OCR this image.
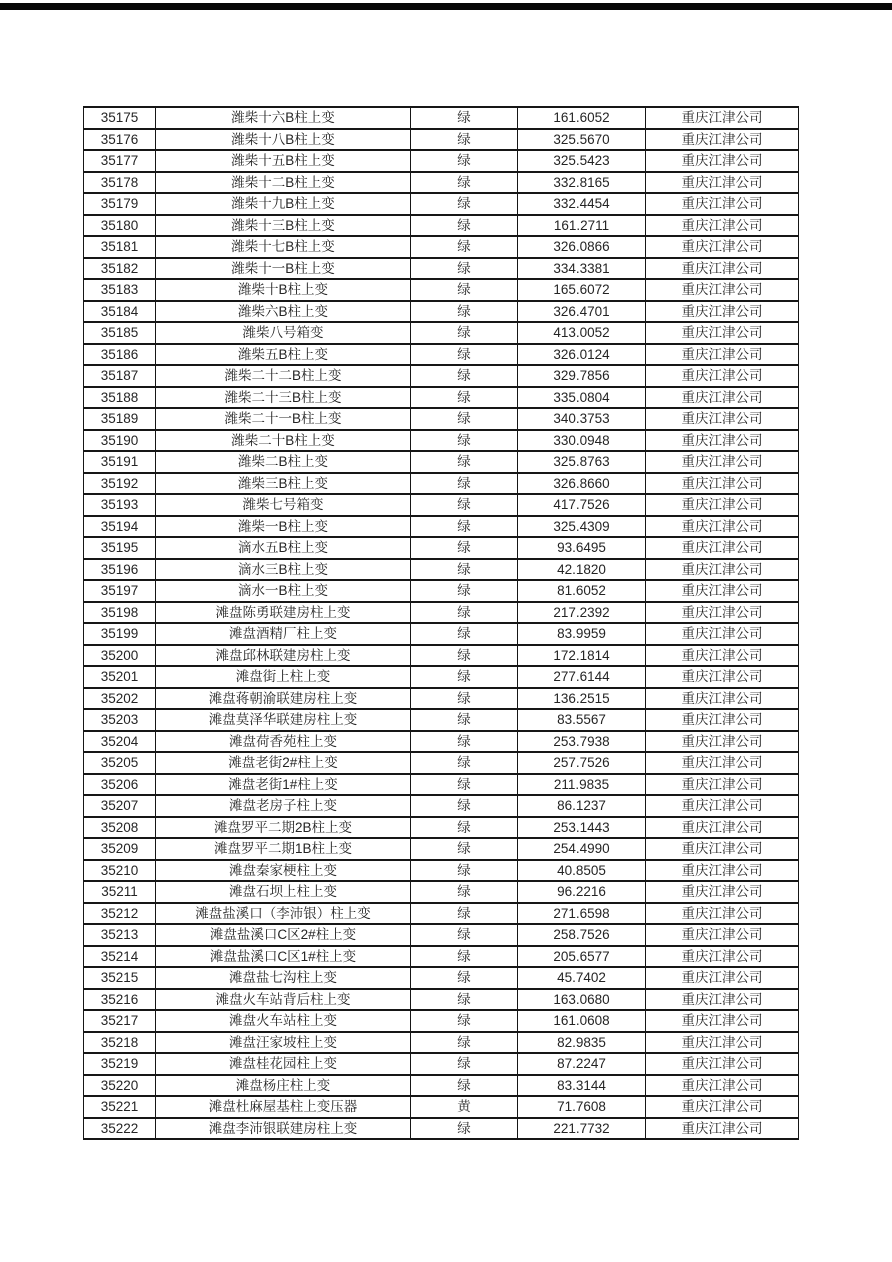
35175	潍柴十六B柱上变	绿	161.6052	重庆江津公司
35176	潍柴十八B柱上变	绿	325.5670	重庆江津公司
35177	潍柴十五B柱上变	绿	325.5423	重庆江津公司
35178	潍柴十二B柱上变	绿	332.8165	重庆江津公司
35179	潍柴十九B柱上变	绿	332.4454	重庆江津公司
35180	潍柴十三B柱上变	绿	161.2711	重庆江津公司
35181	潍柴十七B柱上变	绿	326.0866	重庆江津公司
35182	潍柴十一B柱上变	绿	334.3381	重庆江津公司
35183	潍柴十B柱上变	绿	165.6072	重庆江津公司
35184	潍柴六B柱上变	绿	326.4701	重庆江津公司
35185	潍柴八号箱变	绿	413.0052	重庆江津公司
35186	潍柴五B柱上变	绿	326.0124	重庆江津公司
35187	潍柴二十二B柱上变	绿	329.7856	重庆江津公司
35188	潍柴二十三B柱上变	绿	335.0804	重庆江津公司
35189	潍柴二十一B柱上变	绿	340.3753	重庆江津公司
35190	潍柴二十B柱上变	绿	330.0948	重庆江津公司
35191	潍柴二B柱上变	绿	325.8763	重庆江津公司
35192	潍柴三B柱上变	绿	326.8660	重庆江津公司
35193	潍柴七号箱变	绿	417.7526	重庆江津公司
35194	潍柴一B柱上变	绿	325.4309	重庆江津公司
35195	滴水五B柱上变	绿	93.6495	重庆江津公司
35196	滴水三B柱上变	绿	42.1820	重庆江津公司
35197	滴水一B柱上变	绿	81.6052	重庆江津公司
35198	滩盘陈勇联建房柱上变	绿	217.2392	重庆江津公司
35199	滩盘酒精厂柱上变	绿	83.9959	重庆江津公司
35200	滩盘邱林联建房柱上变	绿	172.1814	重庆江津公司
35201	滩盘街上柱上变	绿	277.6144	重庆江津公司
35202	滩盘蒋朝渝联建房柱上变	绿	136.2515	重庆江津公司
35203	滩盘莫泽华联建房柱上变	绿	83.5567	重庆江津公司
35204	滩盘荷香苑柱上变	绿	253.7938	重庆江津公司
35205	滩盘老街2#柱上变	绿	257.7526	重庆江津公司
35206	滩盘老街1#柱上变	绿	211.9835	重庆江津公司
35207	滩盘老房子柱上变	绿	86.1237	重庆江津公司
35208	滩盘罗平二期2B柱上变	绿	253.1443	重庆江津公司
35209	滩盘罗平二期1B柱上变	绿	254.4990	重庆江津公司
35210	滩盘秦家梗柱上变	绿	40.8505	重庆江津公司
35211	滩盘石坝上柱上变	绿	96.2216	重庆江津公司
35212	滩盘盐溪口（李沛银）柱上变	绿	271.6598	重庆江津公司
35213	滩盘盐溪口C区2#柱上变	绿	258.7526	重庆江津公司
35214	滩盘盐溪口C区1#柱上变	绿	205.6577	重庆江津公司
35215	滩盘盐七沟柱上变	绿	45.7402	重庆江津公司
35216	滩盘火车站背后柱上变	绿	163.0680	重庆江津公司
35217	滩盘火车站柱上变	绿	161.0608	重庆江津公司
35218	滩盘汪家坡柱上变	绿	82.9835	重庆江津公司
35219	滩盘桂花园柱上变	绿	87.2247	重庆江津公司
35220	滩盘杨庄柱上变	绿	83.3144	重庆江津公司
35221	滩盘杜麻屋基柱上变压器	黄	71.7608	重庆江津公司
35222	滩盘李沛银联建房柱上变	绿	221.7732	重庆江津公司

------------------------------------------------

§ DIRECTIONS FOR THIS TASK
Transcribe the material exactly, keeping every word and none of the pictures.

§ THE OUTPUT
OCR this image.
35175	潍柴十六B柱上变	绿	161.6052	重庆江津公司
35176	潍柴十八B柱上变	绿	325.5670	重庆江津公司
35177	潍柴十五B柱上变	绿	325.5423	重庆江津公司
35178	潍柴十二B柱上变	绿	332.8165	重庆江津公司
35179	潍柴十九B柱上变	绿	332.4454	重庆江津公司
35180	潍柴十三B柱上变	绿	161.2711	重庆江津公司
35181	潍柴十七B柱上变	绿	326.0866	重庆江津公司
35182	潍柴十一B柱上变	绿	334.3381	重庆江津公司
35183	潍柴十B柱上变	绿	165.6072	重庆江津公司
35184	潍柴六B柱上变	绿	326.4701	重庆江津公司
35185	潍柴八号箱变	绿	413.0052	重庆江津公司
35186	潍柴五B柱上变	绿	326.0124	重庆江津公司
35187	潍柴二十二B柱上变	绿	329.7856	重庆江津公司
35188	潍柴二十三B柱上变	绿	335.0804	重庆江津公司
35189	潍柴二十一B柱上变	绿	340.3753	重庆江津公司
35190	潍柴二十B柱上变	绿	330.0948	重庆江津公司
35191	潍柴二B柱上变	绿	325.8763	重庆江津公司
35192	潍柴三B柱上变	绿	326.8660	重庆江津公司
35193	潍柴七号箱变	绿	417.7526	重庆江津公司
35194	潍柴一B柱上变	绿	325.4309	重庆江津公司
35195	滴水五B柱上变	绿	93.6495	重庆江津公司
35196	滴水三B柱上变	绿	42.1820	重庆江津公司
35197	滴水一B柱上变	绿	81.6052	重庆江津公司
35198	滩盘陈勇联建房柱上变	绿	217.2392	重庆江津公司
35199	滩盘酒精厂柱上变	绿	83.9959	重庆江津公司
35200	滩盘邱林联建房柱上变	绿	172.1814	重庆江津公司
35201	滩盘街上柱上变	绿	277.6144	重庆江津公司
35202	滩盘蒋朝渝联建房柱上变	绿	136.2515	重庆江津公司
35203	滩盘莫泽华联建房柱上变	绿	83.5567	重庆江津公司
35204	滩盘荷香苑柱上变	绿	253.7938	重庆江津公司
35205	滩盘老街2#柱上变	绿	257.7526	重庆江津公司
35206	滩盘老街1#柱上变	绿	211.9835	重庆江津公司
35207	滩盘老房子柱上变	绿	86.1237	重庆江津公司
35208	滩盘罗平二期2B柱上变	绿	253.1443	重庆江津公司
35209	滩盘罗平二期1B柱上变	绿	254.4990	重庆江津公司
35210	滩盘秦家梗柱上变	绿	40.8505	重庆江津公司
35211	滩盘石坝上柱上变	绿	96.2216	重庆江津公司
35212	滩盘盐溪口（李沛银）柱上变	绿	271.6598	重庆江津公司
35213	滩盘盐溪口C区2#柱上变	绿	258.7526	重庆江津公司
35214	滩盘盐溪口C区1#柱上变	绿	205.6577	重庆江津公司
35215	滩盘盐七沟柱上变	绿	45.7402	重庆江津公司
35216	滩盘火车站背后柱上变	绿	163.0680	重庆江津公司
35217	滩盘火车站柱上变	绿	161.0608	重庆江津公司
35218	滩盘汪家坡柱上变	绿	82.9835	重庆江津公司
35219	滩盘桂花园柱上变	绿	87.2247	重庆江津公司
35220	滩盘杨庄柱上变	绿	83.3144	重庆江津公司
35221	滩盘杜麻屋基柱上变压器	黄	71.7608	重庆江津公司
35222	滩盘李沛银联建房柱上变	绿	221.7732	重庆江津公司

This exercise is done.